──────── PROVIDED RECORDS ────────
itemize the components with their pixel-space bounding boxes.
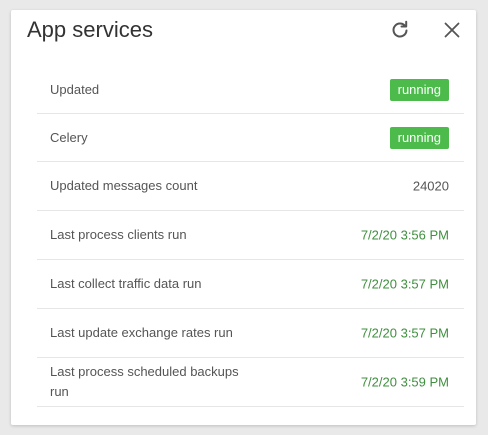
dialog-header: App services [11,10,476,66]
status-badge: running [389,126,449,149]
services-list: Updated running Celery running Updated m… [37,66,464,407]
row-label: Last process clients run [50,227,187,242]
row-label: Updated [50,81,100,97]
row-label: Last update exchange rates run [50,325,233,340]
row-timestamp: 7/2/20 3:57 PM [360,276,449,292]
row-timestamp: 7/2/20 3:57 PM [360,325,449,341]
service-row-process-clients: Last process clients run 7/2/20 3:56 PM [37,211,464,260]
service-row-updated: Updated running [37,66,464,114]
close-button[interactable] [440,18,464,42]
service-row-messages-count: Updated messages count 24020 [37,162,464,211]
status-badge: running [389,78,449,101]
refresh-button[interactable] [388,18,412,42]
service-row-scheduled-backups: Last process scheduled backups run 7/2/2… [37,358,464,407]
dialog-title: App services [27,17,153,42]
service-row-celery: Celery running [37,114,464,162]
row-timestamp: 7/2/20 3:59 PM [360,374,449,390]
row-value: 24020 [412,178,449,194]
row-label: Last process scheduled backups run [50,364,239,399]
app-services-dialog: App services Updated running Celery runn… [11,10,476,425]
row-label: Last collect traffic data run [50,276,202,291]
row-label: Celery [50,129,88,145]
refresh-icon [390,20,410,40]
close-icon [444,22,460,38]
service-row-collect-traffic: Last collect traffic data run 7/2/20 3:5… [37,260,464,309]
row-label: Updated messages count [50,178,198,193]
service-row-exchange-rates: Last update exchange rates run 7/2/20 3:… [37,309,464,358]
row-timestamp: 7/2/20 3:56 PM [360,227,449,243]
────────
** TASK DIRECTIONS **
Copy out every line of the records verbatim, leaving out the picture.

** EXERCISE ANSWER **
itemize the components with their pixel-space bounding boxes.
dialog-header: App services [11,10,476,66]
status-badge: running [389,126,449,149]
services-list: Updated running Celery running Updated m… [37,66,464,407]
row-label: Last process clients run [50,227,187,242]
row-label: Updated [50,81,100,97]
row-label: Last update exchange rates run [50,325,233,340]
row-timestamp: 7/2/20 3:57 PM [360,276,449,292]
row-timestamp: 7/2/20 3:57 PM [360,325,449,341]
service-row-process-clients: Last process clients run 7/2/20 3:56 PM [37,211,464,260]
service-row-updated: Updated running [37,66,464,114]
close-button[interactable] [440,18,464,42]
service-row-messages-count: Updated messages count 24020 [37,162,464,211]
status-badge: running [389,78,449,101]
refresh-button[interactable] [388,18,412,42]
service-row-scheduled-backups: Last process scheduled backups run 7/2/2… [37,358,464,407]
dialog-title: App services [27,17,153,42]
service-row-celery: Celery running [37,114,464,162]
row-timestamp: 7/2/20 3:59 PM [360,374,449,390]
row-value: 24020 [412,178,449,194]
row-label: Last process scheduled backups run [50,364,239,399]
app-services-dialog: App services Updated running Celery runn… [11,10,476,425]
row-label: Last collect traffic data run [50,276,202,291]
row-label: Celery [50,129,88,145]
refresh-icon [390,20,410,40]
close-icon [444,22,460,38]
service-row-collect-traffic: Last collect traffic data run 7/2/20 3:5… [37,260,464,309]
row-label: Updated messages count [50,178,198,193]
service-row-exchange-rates: Last update exchange rates run 7/2/20 3:… [37,309,464,358]
row-timestamp: 7/2/20 3:56 PM [360,227,449,243]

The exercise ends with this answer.